YOUR TASK: Using the entries that follow, state how many lines contain the word "this". The response is that number and nothing more.

——

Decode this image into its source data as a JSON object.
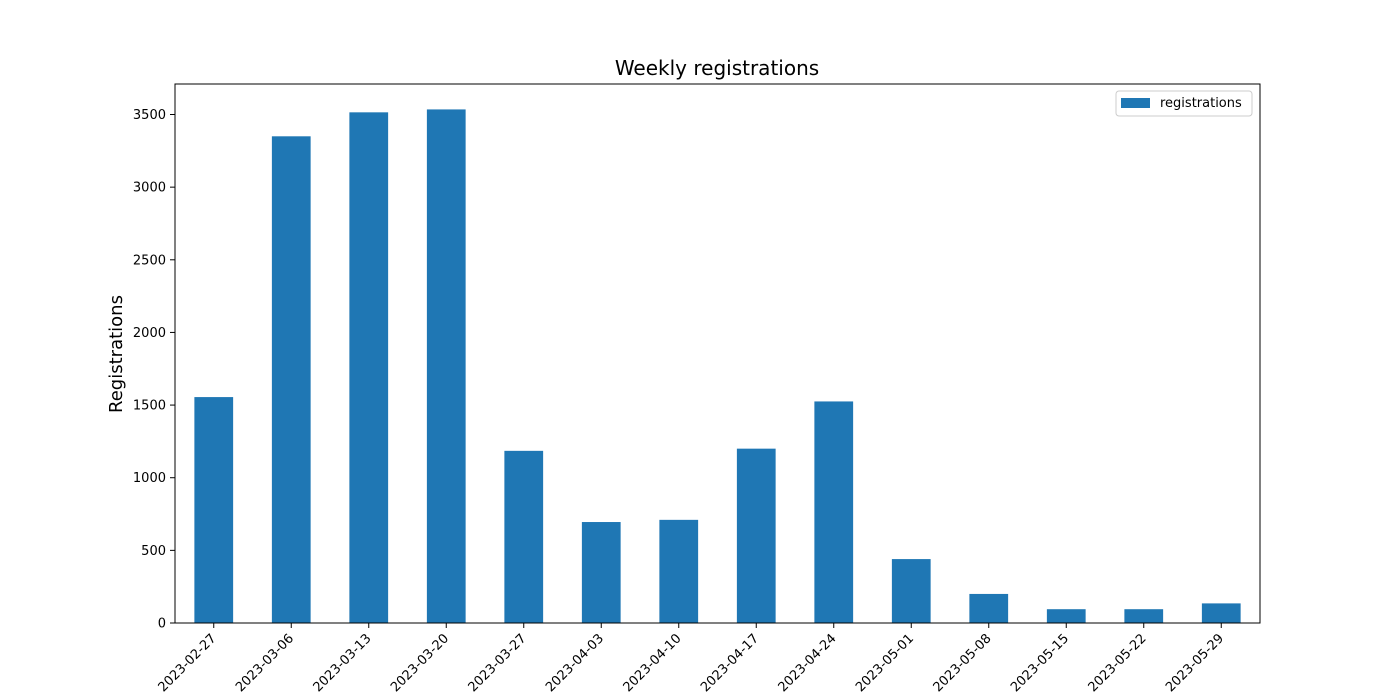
{
  "chart_data": {
    "type": "bar",
    "title": "Weekly registrations",
    "xlabel": "",
    "ylabel": "Registrations",
    "categories": [
      "2023-02-27",
      "2023-03-06",
      "2023-03-13",
      "2023-03-20",
      "2023-03-27",
      "2023-04-03",
      "2023-04-10",
      "2023-04-17",
      "2023-04-24",
      "2023-05-01",
      "2023-05-08",
      "2023-05-15",
      "2023-05-22",
      "2023-05-29"
    ],
    "series": [
      {
        "name": "registrations",
        "color": "#1f77b4",
        "values": [
          1555,
          3350,
          3515,
          3535,
          1185,
          695,
          710,
          1200,
          1525,
          440,
          200,
          95,
          95,
          135
        ]
      }
    ],
    "yticks": [
      0,
      500,
      1000,
      1500,
      2000,
      2500,
      3000,
      3500
    ],
    "ylim": [
      0,
      3710
    ],
    "grid": false,
    "legend": "top-right"
  }
}
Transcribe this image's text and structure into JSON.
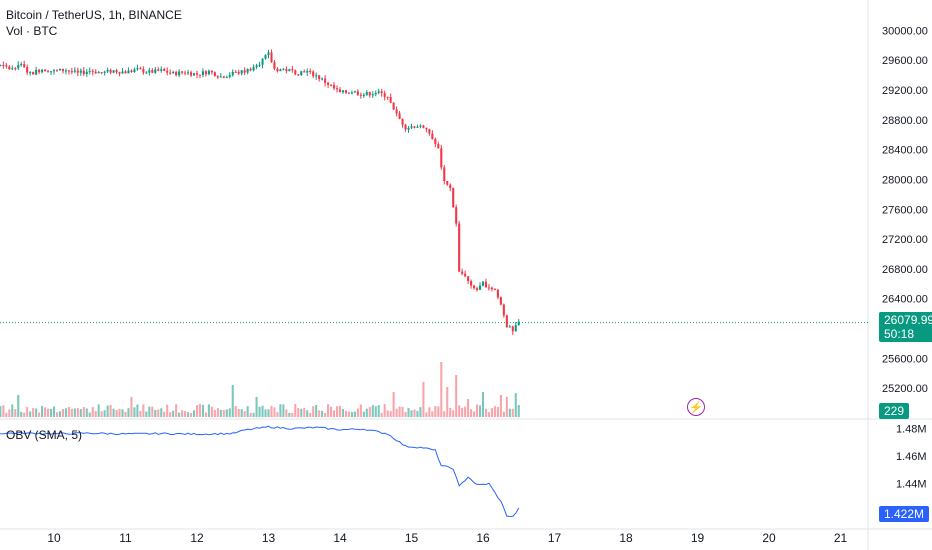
{
  "header": {
    "symbol": "Bitcoin / TetherUS, 1h, BINANCE",
    "volume_label": "Vol · BTC"
  },
  "obv_label": "OBV (SMA, 5)",
  "price_tag": {
    "price": "26079.99",
    "countdown": "50:18"
  },
  "volume_tag": "229",
  "obv_tag": "1.422M",
  "colors": {
    "up": "#089981",
    "down": "#f23645",
    "up_vol": "#7cc7bc",
    "down_vol": "#f7a5ab",
    "obv": "#2962ff"
  },
  "chart_data": {
    "type": "candlestick",
    "price_axis": {
      "ylim": [
        24800,
        30300
      ],
      "ticks": [
        "30000.00",
        "29600.00",
        "29200.00",
        "28800.00",
        "28400.00",
        "28000.00",
        "27600.00",
        "27200.00",
        "26800.00",
        "26400.00",
        "25600.00",
        "25200.00"
      ],
      "tick_values": [
        30000,
        29600,
        29200,
        28800,
        28400,
        28000,
        27600,
        27200,
        26800,
        26400,
        25600,
        25200
      ]
    },
    "obv_axis": {
      "ylim": [
        1.408,
        1.486
      ],
      "ticks": [
        "1.48M",
        "1.46M",
        "1.44M"
      ],
      "tick_values": [
        1.48,
        1.46,
        1.44
      ]
    },
    "x_axis": {
      "labels": [
        "10",
        "11",
        "12",
        "13",
        "14",
        "15",
        "16",
        "17",
        "18",
        "19",
        "20",
        "21"
      ],
      "bars_per_day": 24
    },
    "last_price": 26079.99,
    "close_path": [
      [
        0,
        29850
      ],
      [
        2,
        29900
      ],
      [
        5,
        30050
      ],
      [
        8,
        29600
      ],
      [
        10,
        29450
      ],
      [
        14,
        29580
      ],
      [
        18,
        29520
      ],
      [
        22,
        29480
      ],
      [
        24,
        29560
      ],
      [
        28,
        29420
      ],
      [
        32,
        29480
      ],
      [
        36,
        29450
      ],
      [
        40,
        29470
      ],
      [
        44,
        29420
      ],
      [
        48,
        29460
      ],
      [
        52,
        29430
      ],
      [
        56,
        29460
      ],
      [
        60,
        29440
      ],
      [
        64,
        29470
      ],
      [
        68,
        29440
      ],
      [
        72,
        29460
      ],
      [
        76,
        29420
      ],
      [
        80,
        29440
      ],
      [
        84,
        29410
      ],
      [
        88,
        29450
      ],
      [
        92,
        29380
      ],
      [
        96,
        29420
      ],
      [
        100,
        29450
      ],
      [
        104,
        29530
      ],
      [
        108,
        29680
      ],
      [
        110,
        29480
      ],
      [
        114,
        29470
      ],
      [
        118,
        29430
      ],
      [
        120,
        29460
      ],
      [
        124,
        29390
      ],
      [
        128,
        29280
      ],
      [
        132,
        29160
      ],
      [
        136,
        29180
      ],
      [
        140,
        29140
      ],
      [
        144,
        29170
      ],
      [
        148,
        29120
      ],
      [
        150,
        28920
      ],
      [
        154,
        28700
      ],
      [
        158,
        28720
      ],
      [
        162,
        28620
      ],
      [
        165,
        28400
      ],
      [
        167,
        27950
      ],
      [
        169,
        27880
      ],
      [
        171,
        27400
      ],
      [
        172,
        26750
      ],
      [
        174,
        26720
      ],
      [
        176,
        26550
      ],
      [
        178,
        26520
      ],
      [
        180,
        26600
      ],
      [
        184,
        26520
      ],
      [
        186,
        26320
      ],
      [
        188,
        26050
      ],
      [
        190,
        25950
      ],
      [
        192,
        26080
      ]
    ],
    "obv_path": [
      [
        0,
        1.4763
      ],
      [
        8,
        1.4765
      ],
      [
        16,
        1.4762
      ],
      [
        24,
        1.4766
      ],
      [
        36,
        1.4761
      ],
      [
        48,
        1.4765
      ],
      [
        60,
        1.4759
      ],
      [
        72,
        1.4762
      ],
      [
        84,
        1.4758
      ],
      [
        96,
        1.4762
      ],
      [
        100,
        1.4787
      ],
      [
        108,
        1.481
      ],
      [
        116,
        1.4798
      ],
      [
        124,
        1.4806
      ],
      [
        132,
        1.479
      ],
      [
        140,
        1.4795
      ],
      [
        148,
        1.476
      ],
      [
        154,
        1.467
      ],
      [
        160,
        1.466
      ],
      [
        164,
        1.464
      ],
      [
        166,
        1.453
      ],
      [
        170,
        1.451
      ],
      [
        172,
        1.438
      ],
      [
        175,
        1.445
      ],
      [
        178,
        1.439
      ],
      [
        182,
        1.44
      ],
      [
        186,
        1.427
      ],
      [
        188,
        1.417
      ],
      [
        190,
        1.416
      ],
      [
        192,
        1.422
      ]
    ],
    "volume_spikes": [
      [
        5,
        30
      ],
      [
        14,
        28
      ],
      [
        24,
        22
      ],
      [
        62,
        20
      ],
      [
        96,
        32
      ],
      [
        104,
        20
      ],
      [
        150,
        25
      ],
      [
        160,
        35
      ],
      [
        166,
        55
      ],
      [
        168,
        30
      ],
      [
        171,
        42
      ],
      [
        175,
        18
      ],
      [
        180,
        25
      ],
      [
        186,
        22
      ],
      [
        188,
        20
      ],
      [
        191,
        24
      ]
    ]
  }
}
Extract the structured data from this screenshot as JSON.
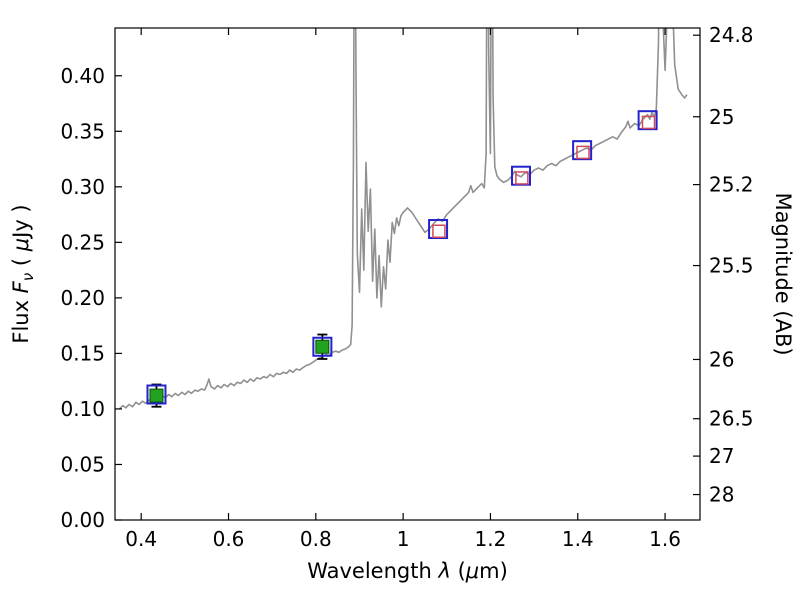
{
  "figure": {
    "background_color": "#ffffff",
    "axis_color": "#000000"
  },
  "chart_data": {
    "type": "line",
    "title": "",
    "description": "Galaxy spectral energy distribution: gray model spectrum with photometric data points",
    "xlabel": "Wavelength λ (μm)",
    "ylabel_left": "Flux Fν ( μJy )",
    "ylabel_right": "Magnitude (AB)",
    "xlabel_parts": [
      {
        "t": "Wavelength  ",
        "italic": false,
        "sub": false
      },
      {
        "t": "λ",
        "italic": true,
        "sub": false
      },
      {
        "t": " (",
        "italic": false,
        "sub": false
      },
      {
        "t": "μ",
        "italic": true,
        "sub": false
      },
      {
        "t": "m)",
        "italic": false,
        "sub": false
      }
    ],
    "ylabel_left_parts": [
      {
        "t": "Flux  ",
        "italic": false,
        "sub": false
      },
      {
        "t": "F",
        "italic": true,
        "sub": false
      },
      {
        "t": "ν",
        "italic": true,
        "sub": true
      },
      {
        "t": "  ( ",
        "italic": false,
        "sub": false
      },
      {
        "t": "μ",
        "italic": true,
        "sub": false
      },
      {
        "t": "Jy )",
        "italic": false,
        "sub": false
      }
    ],
    "xlim": [
      0.34,
      1.68
    ],
    "ylim": [
      0.0,
      0.443
    ],
    "grid": false,
    "legend": null,
    "x_ticks": {
      "values": [
        0.4,
        0.6,
        0.8,
        1.0,
        1.2,
        1.4,
        1.6
      ],
      "labels": [
        "0.4",
        "0.6",
        "0.8",
        "1",
        "1.2",
        "1.4",
        "1.6"
      ]
    },
    "y_ticks_left": {
      "values": [
        0.0,
        0.05,
        0.1,
        0.15,
        0.2,
        0.25,
        0.3,
        0.35,
        0.4
      ],
      "labels": [
        "0.00",
        "0.05",
        "0.10",
        "0.15",
        "0.20",
        "0.25",
        "0.30",
        "0.35",
        "0.40"
      ]
    },
    "y_ticks_right": {
      "ab_zeropoint_ujy": 23.9,
      "magnitudes": [
        24.8,
        25.0,
        25.2,
        25.5,
        26.0,
        26.5,
        27.0,
        28.0
      ],
      "labels": [
        "24.8",
        "25",
        "25.2",
        "25.5",
        "26",
        "26.5",
        "27",
        "28"
      ]
    },
    "spectrum": {
      "color": "#909090",
      "line_width": 1.6,
      "points": [
        [
          0.35,
          0.1
        ],
        [
          0.358,
          0.103
        ],
        [
          0.365,
          0.101
        ],
        [
          0.372,
          0.104
        ],
        [
          0.38,
          0.102
        ],
        [
          0.388,
          0.106
        ],
        [
          0.395,
          0.104
        ],
        [
          0.403,
          0.107
        ],
        [
          0.41,
          0.105
        ],
        [
          0.418,
          0.108
        ],
        [
          0.425,
          0.107
        ],
        [
          0.433,
          0.11
        ],
        [
          0.44,
          0.109
        ],
        [
          0.448,
          0.112
        ],
        [
          0.455,
          0.11
        ],
        [
          0.463,
          0.113
        ],
        [
          0.47,
          0.111
        ],
        [
          0.478,
          0.114
        ],
        [
          0.485,
          0.112
        ],
        [
          0.493,
          0.115
        ],
        [
          0.5,
          0.113
        ],
        [
          0.508,
          0.116
        ],
        [
          0.515,
          0.114
        ],
        [
          0.523,
          0.117
        ],
        [
          0.53,
          0.116
        ],
        [
          0.538,
          0.118
        ],
        [
          0.545,
          0.117
        ],
        [
          0.55,
          0.121
        ],
        [
          0.555,
          0.127
        ],
        [
          0.56,
          0.12
        ],
        [
          0.568,
          0.118
        ],
        [
          0.575,
          0.121
        ],
        [
          0.583,
          0.119
        ],
        [
          0.59,
          0.122
        ],
        [
          0.598,
          0.12
        ],
        [
          0.605,
          0.123
        ],
        [
          0.613,
          0.121
        ],
        [
          0.62,
          0.124
        ],
        [
          0.628,
          0.123
        ],
        [
          0.635,
          0.126
        ],
        [
          0.643,
          0.124
        ],
        [
          0.65,
          0.127
        ],
        [
          0.658,
          0.125
        ],
        [
          0.665,
          0.128
        ],
        [
          0.673,
          0.127
        ],
        [
          0.68,
          0.129
        ],
        [
          0.688,
          0.128
        ],
        [
          0.695,
          0.131
        ],
        [
          0.703,
          0.129
        ],
        [
          0.71,
          0.132
        ],
        [
          0.718,
          0.131
        ],
        [
          0.725,
          0.133
        ],
        [
          0.733,
          0.132
        ],
        [
          0.74,
          0.135
        ],
        [
          0.748,
          0.133
        ],
        [
          0.755,
          0.136
        ],
        [
          0.763,
          0.135
        ],
        [
          0.77,
          0.137
        ],
        [
          0.778,
          0.139
        ],
        [
          0.785,
          0.14
        ],
        [
          0.793,
          0.142
        ],
        [
          0.8,
          0.144
        ],
        [
          0.808,
          0.146
        ],
        [
          0.815,
          0.147
        ],
        [
          0.823,
          0.149
        ],
        [
          0.83,
          0.148
        ],
        [
          0.838,
          0.151
        ],
        [
          0.845,
          0.152
        ],
        [
          0.853,
          0.151
        ],
        [
          0.86,
          0.153
        ],
        [
          0.868,
          0.154
        ],
        [
          0.875,
          0.156
        ],
        [
          0.88,
          0.158
        ],
        [
          0.883,
          0.175
        ],
        [
          0.886,
          0.32
        ],
        [
          0.889,
          0.62
        ],
        [
          0.892,
          0.4
        ],
        [
          0.895,
          0.24
        ],
        [
          0.9,
          0.205
        ],
        [
          0.905,
          0.28
        ],
        [
          0.91,
          0.225
        ],
        [
          0.915,
          0.322
        ],
        [
          0.92,
          0.26
        ],
        [
          0.925,
          0.298
        ],
        [
          0.93,
          0.215
        ],
        [
          0.935,
          0.262
        ],
        [
          0.94,
          0.2
        ],
        [
          0.945,
          0.238
        ],
        [
          0.95,
          0.192
        ],
        [
          0.955,
          0.228
        ],
        [
          0.96,
          0.208
        ],
        [
          0.965,
          0.252
        ],
        [
          0.97,
          0.232
        ],
        [
          0.975,
          0.268
        ],
        [
          0.98,
          0.258
        ],
        [
          0.985,
          0.272
        ],
        [
          0.99,
          0.265
        ],
        [
          0.995,
          0.274
        ],
        [
          1.0,
          0.277
        ],
        [
          1.01,
          0.281
        ],
        [
          1.02,
          0.277
        ],
        [
          1.03,
          0.271
        ],
        [
          1.04,
          0.265
        ],
        [
          1.05,
          0.259
        ],
        [
          1.06,
          0.262
        ],
        [
          1.07,
          0.267
        ],
        [
          1.08,
          0.271
        ],
        [
          1.09,
          0.269
        ],
        [
          1.1,
          0.275
        ],
        [
          1.11,
          0.279
        ],
        [
          1.12,
          0.283
        ],
        [
          1.13,
          0.287
        ],
        [
          1.14,
          0.291
        ],
        [
          1.15,
          0.295
        ],
        [
          1.155,
          0.301
        ],
        [
          1.16,
          0.295
        ],
        [
          1.17,
          0.299
        ],
        [
          1.18,
          0.303
        ],
        [
          1.186,
          0.299
        ],
        [
          1.19,
          0.33
        ],
        [
          1.193,
          0.62
        ],
        [
          1.196,
          0.42
        ],
        [
          1.2,
          0.33
        ],
        [
          1.203,
          0.62
        ],
        [
          1.206,
          0.38
        ],
        [
          1.21,
          0.318
        ],
        [
          1.215,
          0.31
        ],
        [
          1.22,
          0.307
        ],
        [
          1.23,
          0.304
        ],
        [
          1.24,
          0.306
        ],
        [
          1.25,
          0.31
        ],
        [
          1.255,
          0.314
        ],
        [
          1.26,
          0.311
        ],
        [
          1.27,
          0.309
        ],
        [
          1.28,
          0.313
        ],
        [
          1.29,
          0.311
        ],
        [
          1.3,
          0.315
        ],
        [
          1.31,
          0.317
        ],
        [
          1.32,
          0.315
        ],
        [
          1.33,
          0.319
        ],
        [
          1.34,
          0.321
        ],
        [
          1.35,
          0.319
        ],
        [
          1.36,
          0.323
        ],
        [
          1.37,
          0.325
        ],
        [
          1.38,
          0.327
        ],
        [
          1.39,
          0.329
        ],
        [
          1.4,
          0.331
        ],
        [
          1.41,
          0.333
        ],
        [
          1.42,
          0.335
        ],
        [
          1.43,
          0.333
        ],
        [
          1.44,
          0.337
        ],
        [
          1.45,
          0.339
        ],
        [
          1.46,
          0.341
        ],
        [
          1.47,
          0.343
        ],
        [
          1.48,
          0.345
        ],
        [
          1.49,
          0.343
        ],
        [
          1.5,
          0.349
        ],
        [
          1.51,
          0.354
        ],
        [
          1.515,
          0.359
        ],
        [
          1.52,
          0.353
        ],
        [
          1.53,
          0.357
        ],
        [
          1.54,
          0.355
        ],
        [
          1.55,
          0.361
        ],
        [
          1.56,
          0.365
        ],
        [
          1.565,
          0.361
        ],
        [
          1.57,
          0.367
        ],
        [
          1.575,
          0.363
        ],
        [
          1.58,
          0.37
        ],
        [
          1.585,
          0.43
        ],
        [
          1.589,
          0.62
        ],
        [
          1.594,
          0.46
        ],
        [
          1.6,
          0.405
        ],
        [
          1.606,
          0.47
        ],
        [
          1.611,
          0.62
        ],
        [
          1.616,
          0.48
        ],
        [
          1.622,
          0.41
        ],
        [
          1.63,
          0.388
        ],
        [
          1.638,
          0.383
        ],
        [
          1.645,
          0.38
        ],
        [
          1.65,
          0.383
        ]
      ]
    },
    "photometry": {
      "observed": {
        "marker": "filled-square",
        "fill": "#21a321",
        "edge": "#084d08",
        "errorbar_color": "#000000",
        "size": 13,
        "points": [
          {
            "x": 0.435,
            "y": 0.112,
            "yerr": 0.01
          },
          {
            "x": 0.815,
            "y": 0.156,
            "yerr": 0.011
          }
        ]
      },
      "model_blue": {
        "marker": "open-square",
        "color": "#2323cc",
        "size": 18,
        "line_width": 2,
        "points": [
          {
            "x": 0.435,
            "y": 0.113
          },
          {
            "x": 0.815,
            "y": 0.156
          },
          {
            "x": 1.08,
            "y": 0.262
          },
          {
            "x": 1.27,
            "y": 0.31
          },
          {
            "x": 1.41,
            "y": 0.333
          },
          {
            "x": 1.56,
            "y": 0.36
          }
        ]
      },
      "model_red": {
        "marker": "open-square",
        "color": "#d14a5a",
        "size": 12,
        "line_width": 1.5,
        "points": [
          {
            "x": 1.082,
            "y": 0.26
          },
          {
            "x": 1.272,
            "y": 0.308
          },
          {
            "x": 1.412,
            "y": 0.331
          },
          {
            "x": 1.562,
            "y": 0.358
          }
        ]
      }
    }
  }
}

——

SOLVED PROBLEM: 3